Skip the pictures and quote all of the lines exactly.

RECORDS TO PROCESS:
————————

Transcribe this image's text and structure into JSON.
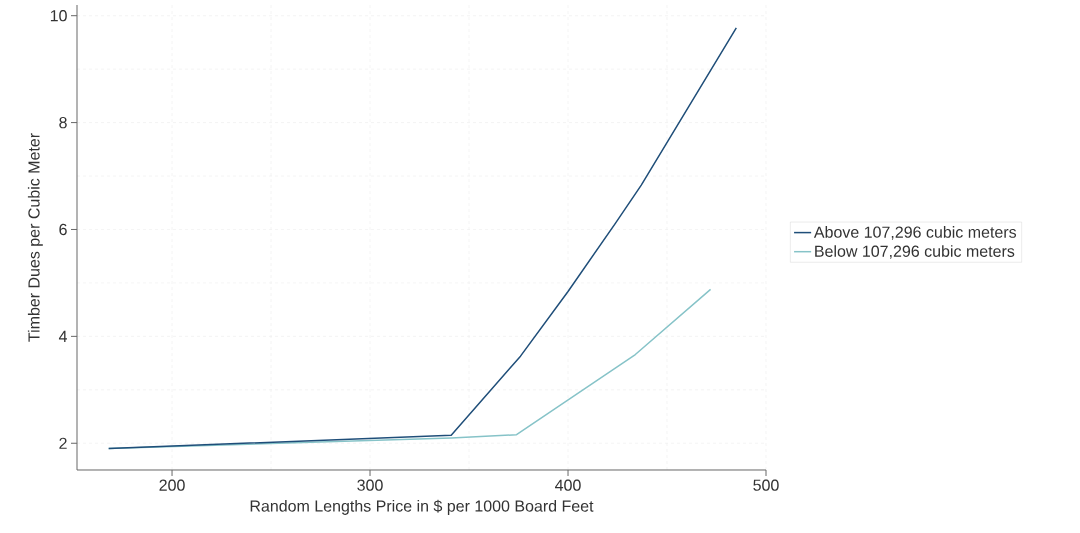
{
  "chart_data": {
    "type": "line",
    "xlabel": "Random Lengths Price in $ per 1000 Board Feet",
    "ylabel": "Timber Dues per Cubic Meter",
    "series": [
      {
        "name": "Above 107,296 cubic meters",
        "color": "#1f4e79",
        "x": [
          168,
          341,
          376,
          400,
          424,
          437,
          485
        ],
        "values": [
          1.9,
          2.15,
          3.63,
          4.84,
          6.12,
          6.83,
          9.77
        ]
      },
      {
        "name": "Below 107,296 cubic meters",
        "color": "#86c3c8",
        "x": [
          168,
          341,
          374,
          434,
          472
        ],
        "values": [
          1.9,
          2.1,
          2.16,
          3.66,
          4.88
        ]
      }
    ],
    "xlim": [
      152,
      500
    ],
    "ylim": [
      1.5,
      10.2
    ],
    "xticks": [
      200,
      300,
      400,
      500
    ],
    "yticks": [
      2,
      4,
      6,
      8,
      10
    ],
    "grid": true,
    "legend": "right",
    "line_style": "solid",
    "marker": "none"
  }
}
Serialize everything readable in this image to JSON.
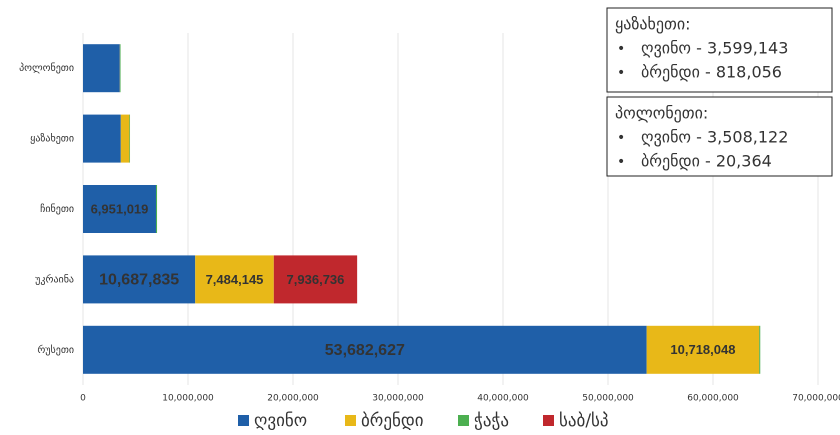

————————

SOLUTION FOR THIS PROBLEM:
Transcribe this image's text and structure into JSON.
{
  "chart_data": {
    "type": "line",
    "xlabel": "Random Lengths Price in $ per 1000 Board Feet",
    "ylabel": "Timber Dues per Cubic Meter",
    "series": [
      {
        "name": "Above 107,296 cubic meters",
        "color": "#1f4e79",
        "x": [
          168,
          341,
          376,
          400,
          424,
          437,
          485
        ],
        "values": [
          1.9,
          2.15,
          3.63,
          4.84,
          6.12,
          6.83,
          9.77
        ]
      },
      {
        "name": "Below 107,296 cubic meters",
        "color": "#86c3c8",
        "x": [
          168,
          341,
          374,
          434,
          472
        ],
        "values": [
          1.9,
          2.1,
          2.16,
          3.66,
          4.88
        ]
      }
    ],
    "xlim": [
      152,
      500
    ],
    "ylim": [
      1.5,
      10.2
    ],
    "xticks": [
      200,
      300,
      400,
      500
    ],
    "yticks": [
      2,
      4,
      6,
      8,
      10
    ],
    "grid": true,
    "legend": "right",
    "line_style": "solid",
    "marker": "none"
  }
}
Serialize everything readable in this image to JSON.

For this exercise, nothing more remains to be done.